+++ Records for this exercise

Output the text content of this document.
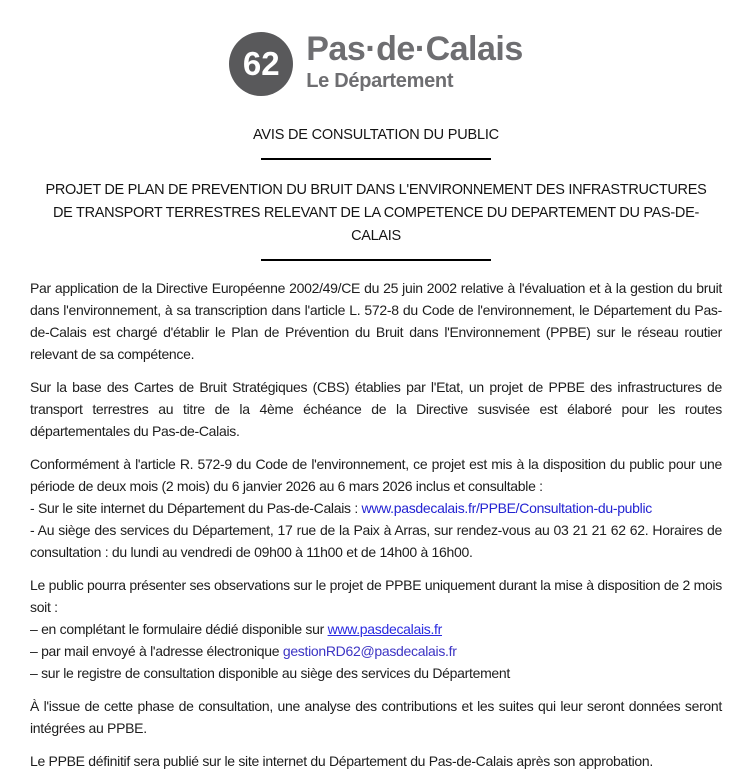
62 Pas·de·Calais
Le Département
AVIS DE CONSULTATION DU PUBLIC
PROJET DE PLAN DE PREVENTION DU BRUIT DANS L'ENVIRONNEMENT DES INFRASTRUCTURES
DE TRANSPORT TERRESTRES RELEVANT DE LA COMPETENCE DU DEPARTEMENT DU PAS-DE-CALAIS

Par application de la Directive Européenne 2002/49/CE du 25 juin 2002 relative à l'évaluation et à la gestion du bruit dans l'environnement, à sa transcription dans l'article L. 572-8 du Code de l'environnement, le Département du Pas-de-Calais est chargé d'établir le Plan de Prévention du Bruit dans l'Environnement (PPBE) sur le réseau routier relevant de sa compétence.

Sur la base des Cartes de Bruit Stratégiques (CBS) établies par l'Etat, un projet de PPBE des infrastructures de transport terrestres au titre de la 4ème échéance de la Directive susvisée est élaboré pour les routes départementales du Pas-de-Calais.

Conformément à l'article R. 572-9 du Code de l'environnement, ce projet est mis à la disposition du public pour une période de deux mois (2 mois) du 6 janvier 2026 au 6 mars 2026 inclus et consultable :

- Sur le site internet du Département du Pas-de-Calais : www.pasdecalais.fr/PPBE/Consultation-du-public

- Au siège des services du Département, 17 rue de la Paix à Arras, sur rendez-vous au 03 21 21 62 62. Horaires de consultation : du lundi au vendredi de 09h00 à 11h00 et de 14h00 à 16h00.

Le public pourra présenter ses observations sur le projet de PPBE uniquement durant la mise à disposition de 2 mois soit :

– en complétant le formulaire dédié disponible sur www.pasdecalais.fr

– par mail envoyé à l'adresse électronique gestionRD62@pasdecalais.fr

– sur le registre de consultation disponible au siège des services du Département

À l'issue de cette phase de consultation, une analyse des contributions et les suites qui leur seront données seront intégrées au PPBE.

Le PPBE définitif sera publié sur le site internet du Département du Pas-de-Calais après son approbation.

++++++

* [What the task requires] Where a line in the material above holds "internet", copy that line.

* [Exercise output]
- Sur le site internet du Département du Pas-de-Calais : www.pasdecalais.fr/PPBE/Consultation-du-public
Le PPBE définitif sera publié sur le site internet du Département du Pas-de-Calais après son approbation.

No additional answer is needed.